━━━━━ TEXT SHOWN ━━━━━
With “Just Mercy,” director Destin Daniel Cretton brings us the story of the early career of renowned death penalty attorney Bryan Stevenson. A Harvard graduate, Stevenson traveled to Alabama, where he opened a small law firm so he could try to help those awaiting execution on death row.
An extraordinarily decent man with no interest in making money in the legal system, Stevenson simply sought to save human beings who were wrongly convicted. As the title of the film suggests, he thought fairness and mercy had to play a role in our criminal justice system.
Coming off his incredible performances in “Fruitvale Station” (2013), the “Creed” films (2015 and 2018) and “Black Panther” (2018), Michael B. Jordan gives a quietly powerful performance as Stevenson. As he explores every document in a death penalty case, he is not intimidated by judges or prosecutors as he confronts them to acknowledge critical mistakes in a case they handled.
In addition, Brie Larson is again superb in her role as Stevenson’s associate Eva Ansley. A dedicated, foul-mouthed young woman, you should never forget Larson’s lovely performance as the kidnapped mother in “Room” (2015).
Jamie Foxx gives his best performance since “Ray” (2004) and “Django Unchained” (2012), here playing Walter McMillian, the death row inmate who was convicted on perjured testimony. As you watch Foxx’s character interact with other death row inmates, you find yourself emotionally rooting for him as Stevenson gradually provides him a reason to care.
Though Tim Blake Nelson gives a compelling performance as a prison inmate who was compelled to give false testimony as the alleged sole eyewitness at McMillian’s trial, I was overwhelmed by the performance of Rob Morgan as the death row inmate Herbert Richardson.
Wiping tears away to avoid irritating other moviegoers, Richardson’s case took me back to my client Gregory Resnover becoming the last Hoosier to die in the electric chair in 1994. Though I and my co-counsel, Monica Foster, Rhonda Long-Sharp and Joe Cleary, only got involved in Resnover’s case after his appeals were exhausted, we discovered critical errors that even convinced the two lawyers who prosecuted him at trial, Greg Garrison and David Cook, to join us in asking that his death sentence be set aside.
━━━━━
▸ EXERCISES
A) Reproduce the review word for word from "Jamie Foxx gives" to "reason to care.".
B) According to the review, who plays Walter McMillian?
You won't need the items that come after the review.
━━━━━ MATERIAL ━━━━━
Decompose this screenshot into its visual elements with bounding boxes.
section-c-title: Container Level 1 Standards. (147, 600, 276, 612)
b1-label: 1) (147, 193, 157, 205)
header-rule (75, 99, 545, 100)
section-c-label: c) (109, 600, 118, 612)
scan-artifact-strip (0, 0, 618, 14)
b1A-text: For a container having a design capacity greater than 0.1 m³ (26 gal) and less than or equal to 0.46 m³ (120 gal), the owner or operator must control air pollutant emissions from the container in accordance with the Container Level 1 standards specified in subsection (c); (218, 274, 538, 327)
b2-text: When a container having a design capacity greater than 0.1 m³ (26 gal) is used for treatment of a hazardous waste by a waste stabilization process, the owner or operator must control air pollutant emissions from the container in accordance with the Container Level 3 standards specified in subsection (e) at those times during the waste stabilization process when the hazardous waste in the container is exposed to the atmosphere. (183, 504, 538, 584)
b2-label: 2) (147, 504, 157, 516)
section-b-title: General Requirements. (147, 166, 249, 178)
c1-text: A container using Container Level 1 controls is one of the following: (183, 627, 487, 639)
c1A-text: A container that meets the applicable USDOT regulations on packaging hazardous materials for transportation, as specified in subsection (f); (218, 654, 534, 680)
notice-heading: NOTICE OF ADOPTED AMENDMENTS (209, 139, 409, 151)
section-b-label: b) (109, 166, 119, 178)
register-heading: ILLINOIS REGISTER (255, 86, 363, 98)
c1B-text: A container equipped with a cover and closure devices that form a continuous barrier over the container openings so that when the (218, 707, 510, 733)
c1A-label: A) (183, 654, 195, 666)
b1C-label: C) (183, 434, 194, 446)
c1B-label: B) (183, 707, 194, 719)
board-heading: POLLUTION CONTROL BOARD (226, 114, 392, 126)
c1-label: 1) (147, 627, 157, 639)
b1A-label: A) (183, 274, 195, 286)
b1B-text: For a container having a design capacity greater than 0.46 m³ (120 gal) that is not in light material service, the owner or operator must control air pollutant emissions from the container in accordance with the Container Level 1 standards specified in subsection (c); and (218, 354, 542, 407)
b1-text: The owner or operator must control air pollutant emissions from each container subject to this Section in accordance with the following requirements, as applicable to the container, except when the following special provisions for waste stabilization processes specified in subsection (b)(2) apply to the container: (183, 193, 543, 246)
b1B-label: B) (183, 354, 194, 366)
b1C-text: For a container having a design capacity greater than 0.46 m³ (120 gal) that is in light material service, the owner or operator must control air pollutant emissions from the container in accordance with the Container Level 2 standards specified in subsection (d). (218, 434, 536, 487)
━━━━━
▸ RESPONSES PER TASK
A)
Jamie Foxx gives his best performance since “Ray” (2004) and “Django Unchained” (2012), here playing Walter McMillian, the death row inmate who was convicted on perjured testimony. As you watch Foxx’s character interact with other death row inmates, you find yourself emotionally rooting for him as Stevenson gradually provides him a reason to care.

B) Jamie Foxx